Records about charts and figures —
[start]

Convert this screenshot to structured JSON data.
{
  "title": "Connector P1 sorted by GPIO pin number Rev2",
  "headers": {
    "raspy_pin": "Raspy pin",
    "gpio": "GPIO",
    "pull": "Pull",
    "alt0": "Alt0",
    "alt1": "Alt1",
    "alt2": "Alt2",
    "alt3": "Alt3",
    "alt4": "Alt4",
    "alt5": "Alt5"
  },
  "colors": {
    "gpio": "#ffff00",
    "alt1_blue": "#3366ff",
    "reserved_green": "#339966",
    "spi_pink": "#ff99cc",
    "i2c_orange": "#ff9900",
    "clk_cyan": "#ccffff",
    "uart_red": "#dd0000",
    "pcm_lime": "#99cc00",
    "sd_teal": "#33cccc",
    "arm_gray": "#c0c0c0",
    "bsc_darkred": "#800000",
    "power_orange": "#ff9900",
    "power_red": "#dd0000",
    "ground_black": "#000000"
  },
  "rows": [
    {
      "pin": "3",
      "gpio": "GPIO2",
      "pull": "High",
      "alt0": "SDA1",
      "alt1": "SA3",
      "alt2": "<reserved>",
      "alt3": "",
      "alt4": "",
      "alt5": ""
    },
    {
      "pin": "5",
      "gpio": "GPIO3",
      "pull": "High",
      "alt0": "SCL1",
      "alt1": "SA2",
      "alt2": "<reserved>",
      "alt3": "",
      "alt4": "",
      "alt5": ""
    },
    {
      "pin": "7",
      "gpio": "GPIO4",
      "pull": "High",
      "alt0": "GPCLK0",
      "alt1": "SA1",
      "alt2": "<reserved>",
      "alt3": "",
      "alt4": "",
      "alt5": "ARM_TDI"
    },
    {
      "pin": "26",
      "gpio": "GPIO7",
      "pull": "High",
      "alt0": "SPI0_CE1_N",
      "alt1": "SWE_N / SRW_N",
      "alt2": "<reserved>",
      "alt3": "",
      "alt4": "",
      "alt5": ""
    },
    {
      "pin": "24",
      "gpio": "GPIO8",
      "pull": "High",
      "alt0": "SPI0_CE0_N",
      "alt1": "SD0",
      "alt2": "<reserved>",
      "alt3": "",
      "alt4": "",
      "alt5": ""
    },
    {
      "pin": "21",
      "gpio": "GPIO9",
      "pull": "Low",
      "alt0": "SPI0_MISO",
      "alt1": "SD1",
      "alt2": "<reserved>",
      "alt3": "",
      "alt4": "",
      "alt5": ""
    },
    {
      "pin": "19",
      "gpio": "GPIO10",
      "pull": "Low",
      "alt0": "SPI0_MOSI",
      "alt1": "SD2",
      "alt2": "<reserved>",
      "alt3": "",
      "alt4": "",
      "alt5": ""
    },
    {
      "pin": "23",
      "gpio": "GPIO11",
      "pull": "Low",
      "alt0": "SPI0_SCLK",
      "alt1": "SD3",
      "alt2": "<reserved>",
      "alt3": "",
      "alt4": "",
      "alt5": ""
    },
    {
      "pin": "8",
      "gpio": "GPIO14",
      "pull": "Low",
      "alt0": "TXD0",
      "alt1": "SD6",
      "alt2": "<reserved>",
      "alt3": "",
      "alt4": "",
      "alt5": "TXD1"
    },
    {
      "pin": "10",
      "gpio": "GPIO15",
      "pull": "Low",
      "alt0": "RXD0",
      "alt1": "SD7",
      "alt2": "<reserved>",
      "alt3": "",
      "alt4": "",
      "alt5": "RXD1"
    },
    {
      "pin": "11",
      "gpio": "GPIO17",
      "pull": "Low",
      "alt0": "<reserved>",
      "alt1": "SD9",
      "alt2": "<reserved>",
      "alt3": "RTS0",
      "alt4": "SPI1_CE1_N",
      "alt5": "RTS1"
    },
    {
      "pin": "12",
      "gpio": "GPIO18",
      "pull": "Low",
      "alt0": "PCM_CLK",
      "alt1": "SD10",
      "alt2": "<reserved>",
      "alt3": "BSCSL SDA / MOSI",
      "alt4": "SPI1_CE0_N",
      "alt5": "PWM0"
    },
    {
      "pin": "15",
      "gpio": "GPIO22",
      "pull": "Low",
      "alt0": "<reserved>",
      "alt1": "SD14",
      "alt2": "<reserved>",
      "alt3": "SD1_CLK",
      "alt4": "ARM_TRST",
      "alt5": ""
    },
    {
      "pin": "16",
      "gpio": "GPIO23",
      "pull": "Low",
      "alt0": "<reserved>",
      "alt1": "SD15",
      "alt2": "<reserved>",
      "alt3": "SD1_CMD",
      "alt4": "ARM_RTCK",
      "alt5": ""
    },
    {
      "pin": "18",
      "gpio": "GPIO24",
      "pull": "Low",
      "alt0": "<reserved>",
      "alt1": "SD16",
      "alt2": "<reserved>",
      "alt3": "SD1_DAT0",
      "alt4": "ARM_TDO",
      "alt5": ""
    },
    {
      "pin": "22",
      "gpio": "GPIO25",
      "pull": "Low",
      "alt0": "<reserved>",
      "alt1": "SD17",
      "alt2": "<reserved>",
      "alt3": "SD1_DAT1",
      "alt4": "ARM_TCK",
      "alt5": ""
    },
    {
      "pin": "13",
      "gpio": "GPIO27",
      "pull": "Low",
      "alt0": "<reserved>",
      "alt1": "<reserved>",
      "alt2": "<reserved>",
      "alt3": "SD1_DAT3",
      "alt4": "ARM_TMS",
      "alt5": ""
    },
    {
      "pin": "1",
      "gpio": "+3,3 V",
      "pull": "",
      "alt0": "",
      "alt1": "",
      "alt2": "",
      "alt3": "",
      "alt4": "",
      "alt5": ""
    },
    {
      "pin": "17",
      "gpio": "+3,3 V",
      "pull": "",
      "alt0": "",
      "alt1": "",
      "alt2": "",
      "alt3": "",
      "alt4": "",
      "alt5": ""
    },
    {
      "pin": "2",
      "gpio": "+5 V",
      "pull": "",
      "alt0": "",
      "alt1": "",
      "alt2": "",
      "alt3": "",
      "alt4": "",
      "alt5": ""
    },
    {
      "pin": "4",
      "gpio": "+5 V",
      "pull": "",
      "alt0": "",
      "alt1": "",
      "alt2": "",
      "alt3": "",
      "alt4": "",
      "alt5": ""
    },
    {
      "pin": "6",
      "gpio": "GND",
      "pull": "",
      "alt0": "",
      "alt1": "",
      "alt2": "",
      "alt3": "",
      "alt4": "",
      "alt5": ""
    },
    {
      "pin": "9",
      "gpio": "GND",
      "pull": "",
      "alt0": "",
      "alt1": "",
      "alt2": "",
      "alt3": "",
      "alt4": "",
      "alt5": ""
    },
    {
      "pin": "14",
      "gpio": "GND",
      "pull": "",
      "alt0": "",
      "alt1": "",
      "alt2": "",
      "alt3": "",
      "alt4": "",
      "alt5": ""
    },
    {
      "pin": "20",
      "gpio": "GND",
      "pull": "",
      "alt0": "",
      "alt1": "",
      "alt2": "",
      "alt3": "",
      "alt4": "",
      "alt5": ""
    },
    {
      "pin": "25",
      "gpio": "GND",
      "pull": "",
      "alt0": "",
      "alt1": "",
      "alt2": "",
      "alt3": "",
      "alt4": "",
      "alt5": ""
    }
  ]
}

[end]

GOAL —
Show the data once more, exactly as it was written.

CORRECT OUTPUT —
Convert this screenshot to structured JSON data.
{
  "title": "Connector P1 sorted by GPIO pin number Rev2",
  "headers": {
    "raspy_pin": "Raspy pin",
    "gpio": "GPIO",
    "pull": "Pull",
    "alt0": "Alt0",
    "alt1": "Alt1",
    "alt2": "Alt2",
    "alt3": "Alt3",
    "alt4": "Alt4",
    "alt5": "Alt5"
  },
  "colors": {
    "gpio": "#ffff00",
    "alt1_blue": "#3366ff",
    "reserved_green": "#339966",
    "spi_pink": "#ff99cc",
    "i2c_orange": "#ff9900",
    "clk_cyan": "#ccffff",
    "uart_red": "#dd0000",
    "pcm_lime": "#99cc00",
    "sd_teal": "#33cccc",
    "arm_gray": "#c0c0c0",
    "bsc_darkred": "#800000",
    "power_orange": "#ff9900",
    "power_red": "#dd0000",
    "ground_black": "#000000"
  },
  "rows": [
    {
      "pin": "3",
      "gpio": "GPIO2",
      "pull": "High",
      "alt0": "SDA1",
      "alt1": "SA3",
      "alt2": "<reserved>",
      "alt3": "",
      "alt4": "",
      "alt5": ""
    },
    {
      "pin": "5",
      "gpio": "GPIO3",
      "pull": "High",
      "alt0": "SCL1",
      "alt1": "SA2",
      "alt2": "<reserved>",
      "alt3": "",
      "alt4": "",
      "alt5": ""
    },
    {
      "pin": "7",
      "gpio": "GPIO4",
      "pull": "High",
      "alt0": "GPCLK0",
      "alt1": "SA1",
      "alt2": "<reserved>",
      "alt3": "",
      "alt4": "",
      "alt5": "ARM_TDI"
    },
    {
      "pin": "26",
      "gpio": "GPIO7",
      "pull": "High",
      "alt0": "SPI0_CE1_N",
      "alt1": "SWE_N / SRW_N",
      "alt2": "<reserved>",
      "alt3": "",
      "alt4": "",
      "alt5": ""
    },
    {
      "pin": "24",
      "gpio": "GPIO8",
      "pull": "High",
      "alt0": "SPI0_CE0_N",
      "alt1": "SD0",
      "alt2": "<reserved>",
      "alt3": "",
      "alt4": "",
      "alt5": ""
    },
    {
      "pin": "21",
      "gpio": "GPIO9",
      "pull": "Low",
      "alt0": "SPI0_MISO",
      "alt1": "SD1",
      "alt2": "<reserved>",
      "alt3": "",
      "alt4": "",
      "alt5": ""
    },
    {
      "pin": "19",
      "gpio": "GPIO10",
      "pull": "Low",
      "alt0": "SPI0_MOSI",
      "alt1": "SD2",
      "alt2": "<reserved>",
      "alt3": "",
      "alt4": "",
      "alt5": ""
    },
    {
      "pin": "23",
      "gpio": "GPIO11",
      "pull": "Low",
      "alt0": "SPI0_SCLK",
      "alt1": "SD3",
      "alt2": "<reserved>",
      "alt3": "",
      "alt4": "",
      "alt5": ""
    },
    {
      "pin": "8",
      "gpio": "GPIO14",
      "pull": "Low",
      "alt0": "TXD0",
      "alt1": "SD6",
      "alt2": "<reserved>",
      "alt3": "",
      "alt4": "",
      "alt5": "TXD1"
    },
    {
      "pin": "10",
      "gpio": "GPIO15",
      "pull": "Low",
      "alt0": "RXD0",
      "alt1": "SD7",
      "alt2": "<reserved>",
      "alt3": "",
      "alt4": "",
      "alt5": "RXD1"
    },
    {
      "pin": "11",
      "gpio": "GPIO17",
      "pull": "Low",
      "alt0": "<reserved>",
      "alt1": "SD9",
      "alt2": "<reserved>",
      "alt3": "RTS0",
      "alt4": "SPI1_CE1_N",
      "alt5": "RTS1"
    },
    {
      "pin": "12",
      "gpio": "GPIO18",
      "pull": "Low",
      "alt0": "PCM_CLK",
      "alt1": "SD10",
      "alt2": "<reserved>",
      "alt3": "BSCSL SDA / MOSI",
      "alt4": "SPI1_CE0_N",
      "alt5": "PWM0"
    },
    {
      "pin": "15",
      "gpio": "GPIO22",
      "pull": "Low",
      "alt0": "<reserved>",
      "alt1": "SD14",
      "alt2": "<reserved>",
      "alt3": "SD1_CLK",
      "alt4": "ARM_TRST",
      "alt5": ""
    },
    {
      "pin": "16",
      "gpio": "GPIO23",
      "pull": "Low",
      "alt0": "<reserved>",
      "alt1": "SD15",
      "alt2": "<reserved>",
      "alt3": "SD1_CMD",
      "alt4": "ARM_RTCK",
      "alt5": ""
    },
    {
      "pin": "18",
      "gpio": "GPIO24",
      "pull": "Low",
      "alt0": "<reserved>",
      "alt1": "SD16",
      "alt2": "<reserved>",
      "alt3": "SD1_DAT0",
      "alt4": "ARM_TDO",
      "alt5": ""
    },
    {
      "pin": "22",
      "gpio": "GPIO25",
      "pull": "Low",
      "alt0": "<reserved>",
      "alt1": "SD17",
      "alt2": "<reserved>",
      "alt3": "SD1_DAT1",
      "alt4": "ARM_TCK",
      "alt5": ""
    },
    {
      "pin": "13",
      "gpio": "GPIO27",
      "pull": "Low",
      "alt0": "<reserved>",
      "alt1": "<reserved>",
      "alt2": "<reserved>",
      "alt3": "SD1_DAT3",
      "alt4": "ARM_TMS",
      "alt5": ""
    },
    {
      "pin": "1",
      "gpio": "+3,3 V",
      "pull": "",
      "alt0": "",
      "alt1": "",
      "alt2": "",
      "alt3": "",
      "alt4": "",
      "alt5": ""
    },
    {
      "pin": "17",
      "gpio": "+3,3 V",
      "pull": "",
      "alt0": "",
      "alt1": "",
      "alt2": "",
      "alt3": "",
      "alt4": "",
      "alt5": ""
    },
    {
      "pin": "2",
      "gpio": "+5 V",
      "pull": "",
      "alt0": "",
      "alt1": "",
      "alt2": "",
      "alt3": "",
      "alt4": "",
      "alt5": ""
    },
    {
      "pin": "4",
      "gpio": "+5 V",
      "pull": "",
      "alt0": "",
      "alt1": "",
      "alt2": "",
      "alt3": "",
      "alt4": "",
      "alt5": ""
    },
    {
      "pin": "6",
      "gpio": "GND",
      "pull": "",
      "alt0": "",
      "alt1": "",
      "alt2": "",
      "alt3": "",
      "alt4": "",
      "alt5": ""
    },
    {
      "pin": "9",
      "gpio": "GND",
      "pull": "",
      "alt0": "",
      "alt1": "",
      "alt2": "",
      "alt3": "",
      "alt4": "",
      "alt5": ""
    },
    {
      "pin": "14",
      "gpio": "GND",
      "pull": "",
      "alt0": "",
      "alt1": "",
      "alt2": "",
      "alt3": "",
      "alt4": "",
      "alt5": ""
    },
    {
      "pin": "20",
      "gpio": "GND",
      "pull": "",
      "alt0": "",
      "alt1": "",
      "alt2": "",
      "alt3": "",
      "alt4": "",
      "alt5": ""
    },
    {
      "pin": "25",
      "gpio": "GND",
      "pull": "",
      "alt0": "",
      "alt1": "",
      "alt2": "",
      "alt3": "",
      "alt4": "",
      "alt5": ""
    }
  ]
}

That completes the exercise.